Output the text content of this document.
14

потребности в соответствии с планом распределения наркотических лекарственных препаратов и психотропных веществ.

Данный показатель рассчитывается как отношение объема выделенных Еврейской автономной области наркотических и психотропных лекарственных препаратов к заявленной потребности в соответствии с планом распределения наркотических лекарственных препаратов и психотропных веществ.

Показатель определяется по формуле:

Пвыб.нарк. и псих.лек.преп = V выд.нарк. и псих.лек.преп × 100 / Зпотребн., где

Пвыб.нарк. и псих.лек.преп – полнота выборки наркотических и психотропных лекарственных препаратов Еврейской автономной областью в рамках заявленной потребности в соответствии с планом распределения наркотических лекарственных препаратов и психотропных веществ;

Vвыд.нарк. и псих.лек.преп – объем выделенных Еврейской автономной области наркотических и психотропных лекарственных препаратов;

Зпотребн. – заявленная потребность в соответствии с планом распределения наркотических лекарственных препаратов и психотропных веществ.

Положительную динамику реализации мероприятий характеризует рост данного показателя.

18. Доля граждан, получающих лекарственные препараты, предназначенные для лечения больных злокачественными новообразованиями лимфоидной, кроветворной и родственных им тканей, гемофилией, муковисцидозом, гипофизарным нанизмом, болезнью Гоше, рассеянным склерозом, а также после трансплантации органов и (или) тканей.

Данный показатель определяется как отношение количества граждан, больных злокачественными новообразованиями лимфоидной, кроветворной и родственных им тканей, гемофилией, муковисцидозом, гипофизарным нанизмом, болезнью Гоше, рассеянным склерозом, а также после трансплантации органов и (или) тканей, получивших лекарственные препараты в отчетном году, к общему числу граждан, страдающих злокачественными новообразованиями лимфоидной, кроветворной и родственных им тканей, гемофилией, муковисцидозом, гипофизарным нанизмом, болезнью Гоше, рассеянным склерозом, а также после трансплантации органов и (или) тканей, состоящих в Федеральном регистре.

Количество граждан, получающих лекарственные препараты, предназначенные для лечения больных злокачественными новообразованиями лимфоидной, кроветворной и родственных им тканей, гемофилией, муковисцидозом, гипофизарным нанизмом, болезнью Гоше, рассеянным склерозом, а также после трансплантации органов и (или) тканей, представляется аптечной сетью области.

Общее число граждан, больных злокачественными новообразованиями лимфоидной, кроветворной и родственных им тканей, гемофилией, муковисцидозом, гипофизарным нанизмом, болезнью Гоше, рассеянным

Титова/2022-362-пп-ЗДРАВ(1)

......

INSTRUCTIONS TO FOLLOW:
Each line of the material should be duplicated exactly, please.

COMPLETE RESPONSE:
Output the text content of this document.
14

потребности в соответствии с планом распределения наркотических лекарственных препаратов и психотропных веществ.

Данный показатель рассчитывается как отношение объема выделенных Еврейской автономной области наркотических и психотропных лекарственных препаратов к заявленной потребности в соответствии с планом распределения наркотических лекарственных препаратов и психотропных веществ.

Показатель определяется по формуле:

Пвыб.нарк. и псих.лек.преп = V выд.нарк. и псих.лек.преп × 100 / Зпотребн., где

Пвыб.нарк. и псих.лек.преп – полнота выборки наркотических и психотропных лекарственных препаратов Еврейской автономной областью в рамках заявленной потребности в соответствии с планом распределения наркотических лекарственных препаратов и психотропных веществ;

Vвыд.нарк. и псих.лек.преп – объем выделенных Еврейской автономной области наркотических и психотропных лекарственных препаратов;

Зпотребн. – заявленная потребность в соответствии с планом распределения наркотических лекарственных препаратов и психотропных веществ.

Положительную динамику реализации мероприятий характеризует рост данного показателя.

18. Доля граждан, получающих лекарственные препараты, предназначенные для лечения больных злокачественными новообразованиями лимфоидной, кроветворной и родственных им тканей, гемофилией, муковисцидозом, гипофизарным нанизмом, болезнью Гоше, рассеянным склерозом, а также после трансплантации органов и (или) тканей.

Данный показатель определяется как отношение количества граждан, больных злокачественными новообразованиями лимфоидной, кроветворной и родственных им тканей, гемофилией, муковисцидозом, гипофизарным нанизмом, болезнью Гоше, рассеянным склерозом, а также после трансплантации органов и (или) тканей, получивших лекарственные препараты в отчетном году, к общему числу граждан, страдающих злокачественными новообразованиями лимфоидной, кроветворной и родственных им тканей, гемофилией, муковисцидозом, гипофизарным нанизмом, болезнью Гоше, рассеянным склерозом, а также после трансплантации органов и (или) тканей, состоящих в Федеральном регистре.

Количество граждан, получающих лекарственные препараты, предназначенные для лечения больных злокачественными новообразованиями лимфоидной, кроветворной и родственных им тканей, гемофилией, муковисцидозом, гипофизарным нанизмом, болезнью Гоше, рассеянным склерозом, а также после трансплантации органов и (или) тканей, представляется аптечной сетью области.

Общее число граждан, больных злокачественными новообразованиями лимфоидной, кроветворной и родственных им тканей, гемофилией, муковисцидозом, гипофизарным нанизмом, болезнью Гоше, рассеянным

Титова/2022-362-пп-ЗДРАВ(1)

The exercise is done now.